*WHAT IS BEING ASKED*.
How many lines of the listing below contain "right"? State the number alone.

*DATA EXCERPTS*.
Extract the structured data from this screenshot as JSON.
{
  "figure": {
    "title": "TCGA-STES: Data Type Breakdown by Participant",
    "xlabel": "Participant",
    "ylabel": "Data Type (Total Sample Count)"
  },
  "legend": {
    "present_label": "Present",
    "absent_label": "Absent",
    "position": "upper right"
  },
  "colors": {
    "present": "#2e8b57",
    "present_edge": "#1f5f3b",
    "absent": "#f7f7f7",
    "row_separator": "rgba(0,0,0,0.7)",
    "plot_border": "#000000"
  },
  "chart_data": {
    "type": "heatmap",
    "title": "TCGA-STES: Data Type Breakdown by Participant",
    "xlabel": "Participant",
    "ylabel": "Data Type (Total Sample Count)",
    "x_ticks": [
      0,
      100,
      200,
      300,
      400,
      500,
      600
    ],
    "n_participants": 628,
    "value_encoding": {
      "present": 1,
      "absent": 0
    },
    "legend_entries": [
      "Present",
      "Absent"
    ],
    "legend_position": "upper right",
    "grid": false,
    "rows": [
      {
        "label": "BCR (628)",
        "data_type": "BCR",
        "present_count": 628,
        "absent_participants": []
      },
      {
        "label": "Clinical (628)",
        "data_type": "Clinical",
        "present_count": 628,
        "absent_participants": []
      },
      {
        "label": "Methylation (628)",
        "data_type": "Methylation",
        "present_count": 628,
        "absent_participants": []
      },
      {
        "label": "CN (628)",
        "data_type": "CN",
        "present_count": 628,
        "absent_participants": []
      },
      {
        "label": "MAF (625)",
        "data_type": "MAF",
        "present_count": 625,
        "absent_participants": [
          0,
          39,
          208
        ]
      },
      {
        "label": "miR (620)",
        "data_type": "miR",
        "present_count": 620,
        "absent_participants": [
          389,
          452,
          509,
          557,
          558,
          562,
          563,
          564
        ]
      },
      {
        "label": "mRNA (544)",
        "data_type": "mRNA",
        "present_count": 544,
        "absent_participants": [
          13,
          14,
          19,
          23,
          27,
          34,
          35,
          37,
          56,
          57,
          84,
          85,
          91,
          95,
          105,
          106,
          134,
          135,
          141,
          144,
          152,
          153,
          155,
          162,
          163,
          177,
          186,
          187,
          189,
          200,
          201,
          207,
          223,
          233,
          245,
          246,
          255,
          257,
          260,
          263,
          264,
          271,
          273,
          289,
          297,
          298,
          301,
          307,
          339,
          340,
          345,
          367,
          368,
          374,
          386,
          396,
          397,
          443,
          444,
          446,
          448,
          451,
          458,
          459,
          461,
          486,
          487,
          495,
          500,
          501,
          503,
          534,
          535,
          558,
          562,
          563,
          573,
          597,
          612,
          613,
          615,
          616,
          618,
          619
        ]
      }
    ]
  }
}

*SOLUTION TO THIS TASK*.
2